**TASK GOAL:** Return the entries below in their exact form, leaving the pictures out.

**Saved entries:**
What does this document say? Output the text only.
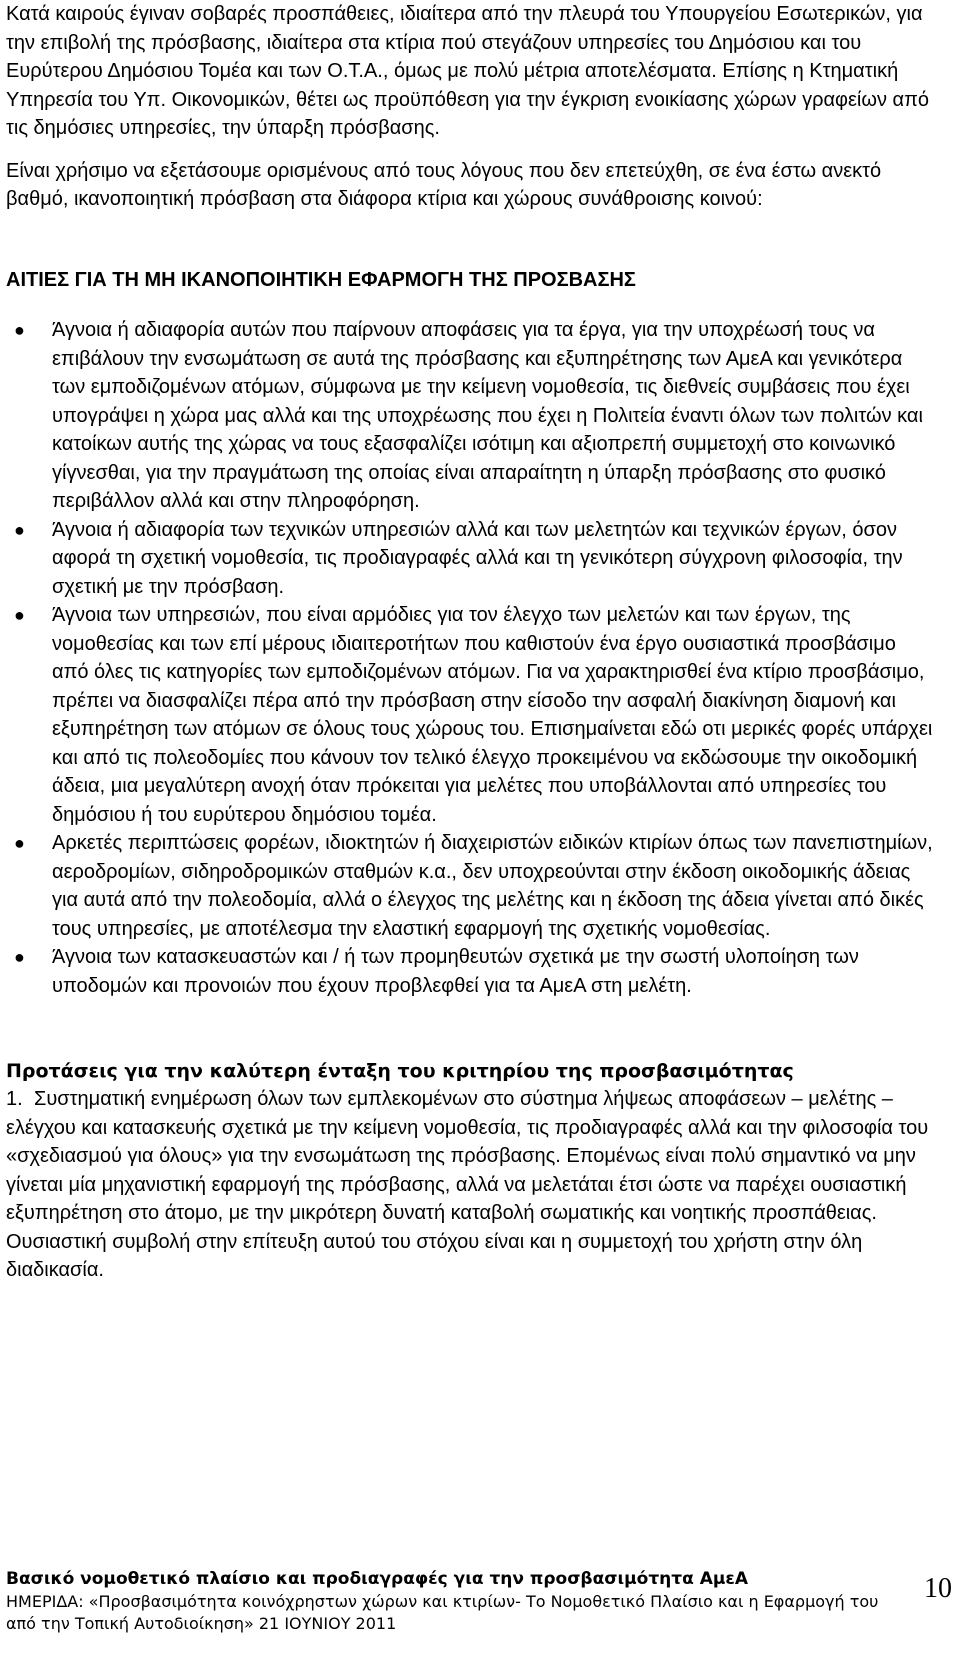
Κατά καιρούς έγιναν σοβαρές προσπάθειες, ιδιαίτερα από την πλευρά του Υπουργείου Εσωτερικών, για την επιβολή της πρόσβασης, ιδιαίτερα στα κτίρια πού στεγάζουν υπηρεσίες του Δημόσιου και του Ευρύτερου Δημόσιου Τομέα και των Ο.Τ.Α., όμως με πολύ μέτρια αποτελέσματα. Επίσης η Κτηματική Υπηρεσία του Υπ. Οικονομικών, θέτει ως προϋπόθεση για την έγκριση ενοικίασης χώρων γραφείων από τις δημόσιες υπηρεσίες, την ύπαρξη πρόσβασης.

Είναι χρήσιμο να εξετάσουμε ορισμένους από τους λόγους που δεν επετεύχθη, σε ένα έστω ανεκτό βαθμό, ικανοποιητική πρόσβαση στα διάφορα κτίρια και χώρους συνάθροισης κοινού:

ΑΙΤΙΕΣ ΓΙΑ ΤΗ ΜΗ ΙΚΑΝΟΠΟΙΗΤΙΚΗ ΕΦΑΡΜΟΓΗ ΤΗΣ ΠΡΟΣΒΑΣΗΣ

● Άγνοια ή αδιαφορία αυτών που παίρνουν αποφάσεις για τα έργα, για την υποχρέωσή τους να επιβάλουν την ενσωμάτωση σε αυτά της πρόσβασης και εξυπηρέτησης των ΑμεΑ και γενικότερα των εμποδιζομένων ατόμων, σύμφωνα με την κείμενη νομοθεσία, τις διεθνείς συμβάσεις που έχει υπογράψει η χώρα μας αλλά και της υποχρέωσης που έχει η Πολιτεία έναντι όλων των πολιτών και κατοίκων αυτής της χώρας να τους εξασφαλίζει ισότιμη και αξιοπρεπή συμμετοχή στο κοινωνικό γίγνεσθαι, για την πραγμάτωση της οποίας είναι απαραίτητη η ύπαρξη πρόσβασης στο φυσικό περιβάλλον αλλά και στην πληροφόρηση.
● Άγνοια ή αδιαφορία των τεχνικών υπηρεσιών αλλά και των μελετητών και τεχνικών έργων, όσον αφορά τη σχετική νομοθεσία, τις προδιαγραφές αλλά και τη γενικότερη σύγχρονη φιλοσοφία, την σχετική με την πρόσβαση.
● Άγνοια των υπηρεσιών, που είναι αρμόδιες για τον έλεγχο των μελετών και των έργων, της νομοθεσίας και των επί μέρους ιδιαιτεροτήτων που καθιστούν ένα έργο ουσιαστικά προσβάσιμο από όλες τις κατηγορίες των εμποδιζομένων ατόμων. Για να χαρακτηρισθεί ένα κτίριο προσβάσιμο, πρέπει να διασφαλίζει πέρα από την πρόσβαση στην είσοδο την ασφαλή διακίνηση διαμονή και εξυπηρέτηση των ατόμων σε όλους τους χώρους του. Επισημαίνεται εδώ οτι μερικές φορές υπάρχει και από τις πολεοδομίες που κάνουν τον τελικό έλεγχο προκειμένου να εκδώσουμε την οικοδομική άδεια, μια μεγαλύτερη ανοχή όταν πρόκειται για μελέτες που υποβάλλονται από υπηρεσίες του δημόσιου ή του ευρύτερου δημόσιου τομέα.
● Αρκετές περιπτώσεις φορέων, ιδιοκτητών ή διαχειριστών ειδικών κτιρίων όπως των πανεπιστημίων, αεροδρομίων, σιδηροδρομικών σταθμών κ.α., δεν υποχρεούνται στην έκδοση οικοδομικής άδειας για αυτά από την πολεοδομία, αλλά ο έλεγχος της μελέτης και η έκδοση της άδεια γίνεται από δικές τους υπηρεσίες, με αποτέλεσμα την ελαστική εφαρμογή της σχετικής νομοθεσίας.
● Άγνοια των κατασκευαστών και / ή των προμηθευτών σχετικά με την σωστή υλοποίηση των υποδομών και προνοιών που έχουν προβλεφθεί για τα ΑμεΑ στη μελέτη.

Προτάσεις για την καλύτερη ένταξη του κριτηρίου της προσβασιμότητας

1. Συστηματική ενημέρωση όλων των εμπλεκομένων στο σύστημα λήψεως αποφάσεων – μελέτης – ελέγχου και κατασκευής σχετικά με την κείμενη νομοθεσία, τις προδιαγραφές αλλά και την φιλοσοφία του «σχεδιασμού για όλους» για την ενσωμάτωση της πρόσβασης. Επομένως είναι πολύ σημαντικό να μην γίνεται μία μηχανιστική εφαρμογή της πρόσβασης, αλλά να μελετάται έτσι ώστε να παρέχει ουσιαστική εξυπηρέτηση στο άτομο, με την μικρότερη δυνατή καταβολή σωματικής και νοητικής προσπάθειας. Ουσιαστική συμβολή στην επίτευξη αυτού του στόχου είναι και η συμμετοχή του χρήστη στην όλη διαδικασία.

Βασικό νομοθετικό πλαίσιο και προδιαγραφές για την προσβασιμότητα ΑμεΑ
ΗΜΕΡΙΔΑ: «Προσβασιμότητα κοινόχρηστων χώρων και κτιρίων- Το Νομοθετικό Πλαίσιο και η Εφαρμογή του
από την Τοπική Αυτοδιοίκηση» 21 ΙΟΥΝΙΟΥ 2011
10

**WORKED SOLUTION:**
What does this document say? Output the text only.
Κατά καιρούς έγιναν σοβαρές προσπάθειες, ιδιαίτερα από την πλευρά του Υπουργείου Εσωτερικών, για την επιβολή της πρόσβασης, ιδιαίτερα στα κτίρια πού στεγάζουν υπηρεσίες του Δημόσιου και του Ευρύτερου Δημόσιου Τομέα και των Ο.Τ.Α., όμως με πολύ μέτρια αποτελέσματα. Επίσης η Κτηματική Υπηρεσία του Υπ. Οικονομικών, θέτει ως προϋπόθεση για την έγκριση ενοικίασης χώρων γραφείων από τις δημόσιες υπηρεσίες, την ύπαρξη πρόσβασης.

Είναι χρήσιμο να εξετάσουμε ορισμένους από τους λόγους που δεν επετεύχθη, σε ένα έστω ανεκτό βαθμό, ικανοποιητική πρόσβαση στα διάφορα κτίρια και χώρους συνάθροισης κοινού:

ΑΙΤΙΕΣ ΓΙΑ ΤΗ ΜΗ ΙΚΑΝΟΠΟΙΗΤΙΚΗ ΕΦΑΡΜΟΓΗ ΤΗΣ ΠΡΟΣΒΑΣΗΣ

● Άγνοια ή αδιαφορία αυτών που παίρνουν αποφάσεις για τα έργα, για την υποχρέωσή τους να επιβάλουν την ενσωμάτωση σε αυτά της πρόσβασης και εξυπηρέτησης των ΑμεΑ και γενικότερα των εμποδιζομένων ατόμων, σύμφωνα με την κείμενη νομοθεσία, τις διεθνείς συμβάσεις που έχει υπογράψει η χώρα μας αλλά και της υποχρέωσης που έχει η Πολιτεία έναντι όλων των πολιτών και κατοίκων αυτής της χώρας να τους εξασφαλίζει ισότιμη και αξιοπρεπή συμμετοχή στο κοινωνικό γίγνεσθαι, για την πραγμάτωση της οποίας είναι απαραίτητη η ύπαρξη πρόσβασης στο φυσικό περιβάλλον αλλά και στην πληροφόρηση.
● Άγνοια ή αδιαφορία των τεχνικών υπηρεσιών αλλά και των μελετητών και τεχνικών έργων, όσον αφορά τη σχετική νομοθεσία, τις προδιαγραφές αλλά και τη γενικότερη σύγχρονη φιλοσοφία, την σχετική με την πρόσβαση.
● Άγνοια των υπηρεσιών, που είναι αρμόδιες για τον έλεγχο των μελετών και των έργων, της νομοθεσίας και των επί μέρους ιδιαιτεροτήτων που καθιστούν ένα έργο ουσιαστικά προσβάσιμο από όλες τις κατηγορίες των εμποδιζομένων ατόμων. Για να χαρακτηρισθεί ένα κτίριο προσβάσιμο, πρέπει να διασφαλίζει πέρα από την πρόσβαση στην είσοδο την ασφαλή διακίνηση διαμονή και εξυπηρέτηση των ατόμων σε όλους τους χώρους του. Επισημαίνεται εδώ οτι μερικές φορές υπάρχει και από τις πολεοδομίες που κάνουν τον τελικό έλεγχο προκειμένου να εκδώσουμε την οικοδομική άδεια, μια μεγαλύτερη ανοχή όταν πρόκειται για μελέτες που υποβάλλονται από υπηρεσίες του δημόσιου ή του ευρύτερου δημόσιου τομέα.
● Αρκετές περιπτώσεις φορέων, ιδιοκτητών ή διαχειριστών ειδικών κτιρίων όπως των πανεπιστημίων, αεροδρομίων, σιδηροδρομικών σταθμών κ.α., δεν υποχρεούνται στην έκδοση οικοδομικής άδειας για αυτά από την πολεοδομία, αλλά ο έλεγχος της μελέτης και η έκδοση της άδεια γίνεται από δικές τους υπηρεσίες, με αποτέλεσμα την ελαστική εφαρμογή της σχετικής νομοθεσίας.
● Άγνοια των κατασκευαστών και / ή των προμηθευτών σχετικά με την σωστή υλοποίηση των υποδομών και προνοιών που έχουν προβλεφθεί για τα ΑμεΑ στη μελέτη.

Προτάσεις για την καλύτερη ένταξη του κριτηρίου της προσβασιμότητας

1. Συστηματική ενημέρωση όλων των εμπλεκομένων στο σύστημα λήψεως αποφάσεων – μελέτης – ελέγχου και κατασκευής σχετικά με την κείμενη νομοθεσία, τις προδιαγραφές αλλά και την φιλοσοφία του «σχεδιασμού για όλους» για την ενσωμάτωση της πρόσβασης. Επομένως είναι πολύ σημαντικό να μην γίνεται μία μηχανιστική εφαρμογή της πρόσβασης, αλλά να μελετάται έτσι ώστε να παρέχει ουσιαστική εξυπηρέτηση στο άτομο, με την μικρότερη δυνατή καταβολή σωματικής και νοητικής προσπάθειας. Ουσιαστική συμβολή στην επίτευξη αυτού του στόχου είναι και η συμμετοχή του χρήστη στην όλη διαδικασία.

Βασικό νομοθετικό πλαίσιο και προδιαγραφές για την προσβασιμότητα ΑμεΑ
ΗΜΕΡΙΔΑ: «Προσβασιμότητα κοινόχρηστων χώρων και κτιρίων- Το Νομοθετικό Πλαίσιο και η Εφαρμογή του
από την Τοπική Αυτοδιοίκηση» 21 ΙΟΥΝΙΟΥ 2011
10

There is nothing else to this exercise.